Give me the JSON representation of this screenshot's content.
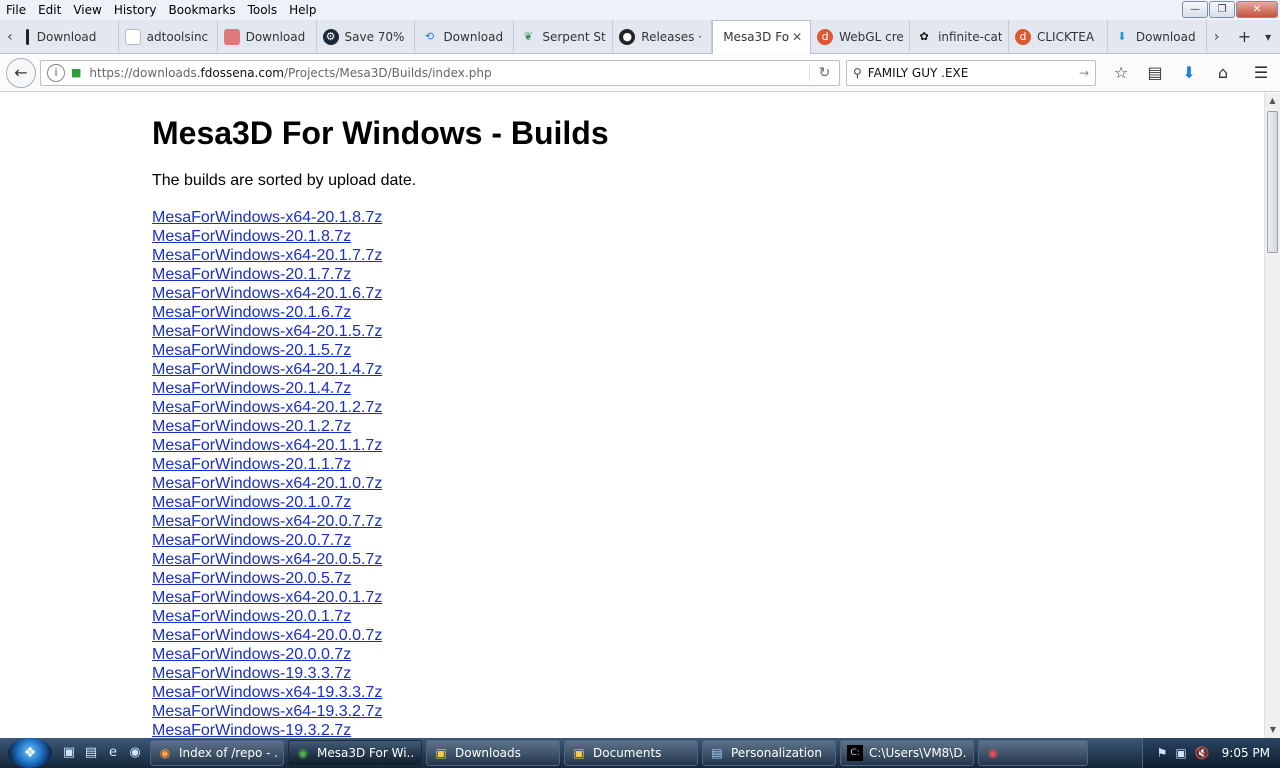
{
  "menubar": {
    "items": [
      "File",
      "Edit",
      "View",
      "History",
      "Bookmarks",
      "Tools",
      "Help"
    ]
  },
  "tabs": [
    {
      "label": "Download",
      "icon": "black-bar-icon"
    },
    {
      "label": "adtoolsinc",
      "icon": "blank-page-icon"
    },
    {
      "label": "Download",
      "icon": "red-box-icon"
    },
    {
      "label": "Save 70% o",
      "icon": "steam-icon"
    },
    {
      "label": "Download",
      "icon": "blue-swirl-icon"
    },
    {
      "label": "Serpent St",
      "icon": "serpent-icon"
    },
    {
      "label": "Releases ·",
      "icon": "github-icon"
    },
    {
      "label": "Mesa3D Fo",
      "icon": "none",
      "active": true
    },
    {
      "label": "WebGL cre",
      "icon": "duckduckgo-icon"
    },
    {
      "label": "infinite-cat",
      "icon": "paw-icon"
    },
    {
      "label": "CLICKTEA",
      "icon": "duckduckgo-icon"
    },
    {
      "label": "Download",
      "icon": "download-arrow-icon"
    }
  ],
  "navbar": {
    "url_prefix": "https://downloads.",
    "url_domain": "fdossena.com",
    "url_path": "/Projects/Mesa3D/Builds/index.php",
    "search_value": "FAMILY GUY .EXE"
  },
  "page": {
    "title": "Mesa3D For Windows - Builds",
    "subtitle": "The builds are sorted by upload date.",
    "links": [
      "MesaForWindows-x64-20.1.8.7z",
      "MesaForWindows-20.1.8.7z",
      "MesaForWindows-x64-20.1.7.7z",
      "MesaForWindows-20.1.7.7z",
      "MesaForWindows-x64-20.1.6.7z",
      "MesaForWindows-20.1.6.7z",
      "MesaForWindows-x64-20.1.5.7z",
      "MesaForWindows-20.1.5.7z",
      "MesaForWindows-x64-20.1.4.7z",
      "MesaForWindows-20.1.4.7z",
      "MesaForWindows-x64-20.1.2.7z",
      "MesaForWindows-20.1.2.7z",
      "MesaForWindows-x64-20.1.1.7z",
      "MesaForWindows-20.1.1.7z",
      "MesaForWindows-x64-20.1.0.7z",
      "MesaForWindows-20.1.0.7z",
      "MesaForWindows-x64-20.0.7.7z",
      "MesaForWindows-20.0.7.7z",
      "MesaForWindows-x64-20.0.5.7z",
      "MesaForWindows-20.0.5.7z",
      "MesaForWindows-x64-20.0.1.7z",
      "MesaForWindows-20.0.1.7z",
      "MesaForWindows-x64-20.0.0.7z",
      "MesaForWindows-20.0.0.7z",
      "MesaForWindows-19.3.3.7z",
      "MesaForWindows-x64-19.3.3.7z",
      "MesaForWindows-x64-19.3.2.7z",
      "MesaForWindows-19.3.2.7z"
    ]
  },
  "taskbar": {
    "buttons": [
      {
        "label": "Index of /repo - ...",
        "icon": "firefox-icon"
      },
      {
        "label": "Mesa3D For Wi...",
        "icon": "firefox-icon",
        "active": true
      },
      {
        "label": "Downloads",
        "icon": "folder-icon"
      },
      {
        "label": "Documents",
        "icon": "folder-icon"
      },
      {
        "label": "Personalization",
        "icon": "display-icon"
      },
      {
        "label": "C:\\Users\\VM8\\D...",
        "icon": "cmd-icon"
      },
      {
        "label": "",
        "icon": "media-icon"
      }
    ],
    "clock": "9:05 PM"
  },
  "colors": {
    "link": "#1a2ec8",
    "taskbar": "#1d3550"
  }
}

• _Request_: Without including any picture, retype the entries exactly.

• _Exercise answer_:
Give me the JSON representation of this screenshot's content.
{
  "menubar": {
    "items": [
      "File",
      "Edit",
      "View",
      "History",
      "Bookmarks",
      "Tools",
      "Help"
    ]
  },
  "tabs": [
    {
      "label": "Download",
      "icon": "black-bar-icon"
    },
    {
      "label": "adtoolsinc",
      "icon": "blank-page-icon"
    },
    {
      "label": "Download",
      "icon": "red-box-icon"
    },
    {
      "label": "Save 70% o",
      "icon": "steam-icon"
    },
    {
      "label": "Download",
      "icon": "blue-swirl-icon"
    },
    {
      "label": "Serpent St",
      "icon": "serpent-icon"
    },
    {
      "label": "Releases ·",
      "icon": "github-icon"
    },
    {
      "label": "Mesa3D Fo",
      "icon": "none",
      "active": true
    },
    {
      "label": "WebGL cre",
      "icon": "duckduckgo-icon"
    },
    {
      "label": "infinite-cat",
      "icon": "paw-icon"
    },
    {
      "label": "CLICKTEA",
      "icon": "duckduckgo-icon"
    },
    {
      "label": "Download",
      "icon": "download-arrow-icon"
    }
  ],
  "navbar": {
    "url_prefix": "https://downloads.",
    "url_domain": "fdossena.com",
    "url_path": "/Projects/Mesa3D/Builds/index.php",
    "search_value": "FAMILY GUY .EXE"
  },
  "page": {
    "title": "Mesa3D For Windows - Builds",
    "subtitle": "The builds are sorted by upload date.",
    "links": [
      "MesaForWindows-x64-20.1.8.7z",
      "MesaForWindows-20.1.8.7z",
      "MesaForWindows-x64-20.1.7.7z",
      "MesaForWindows-20.1.7.7z",
      "MesaForWindows-x64-20.1.6.7z",
      "MesaForWindows-20.1.6.7z",
      "MesaForWindows-x64-20.1.5.7z",
      "MesaForWindows-20.1.5.7z",
      "MesaForWindows-x64-20.1.4.7z",
      "MesaForWindows-20.1.4.7z",
      "MesaForWindows-x64-20.1.2.7z",
      "MesaForWindows-20.1.2.7z",
      "MesaForWindows-x64-20.1.1.7z",
      "MesaForWindows-20.1.1.7z",
      "MesaForWindows-x64-20.1.0.7z",
      "MesaForWindows-20.1.0.7z",
      "MesaForWindows-x64-20.0.7.7z",
      "MesaForWindows-20.0.7.7z",
      "MesaForWindows-x64-20.0.5.7z",
      "MesaForWindows-20.0.5.7z",
      "MesaForWindows-x64-20.0.1.7z",
      "MesaForWindows-20.0.1.7z",
      "MesaForWindows-x64-20.0.0.7z",
      "MesaForWindows-20.0.0.7z",
      "MesaForWindows-19.3.3.7z",
      "MesaForWindows-x64-19.3.3.7z",
      "MesaForWindows-x64-19.3.2.7z",
      "MesaForWindows-19.3.2.7z"
    ]
  },
  "taskbar": {
    "buttons": [
      {
        "label": "Index of /repo - ...",
        "icon": "firefox-icon"
      },
      {
        "label": "Mesa3D For Wi...",
        "icon": "firefox-icon",
        "active": true
      },
      {
        "label": "Downloads",
        "icon": "folder-icon"
      },
      {
        "label": "Documents",
        "icon": "folder-icon"
      },
      {
        "label": "Personalization",
        "icon": "display-icon"
      },
      {
        "label": "C:\\Users\\VM8\\D...",
        "icon": "cmd-icon"
      },
      {
        "label": "",
        "icon": "media-icon"
      }
    ],
    "clock": "9:05 PM"
  },
  "colors": {
    "link": "#1a2ec8",
    "taskbar": "#1d3550"
  }
}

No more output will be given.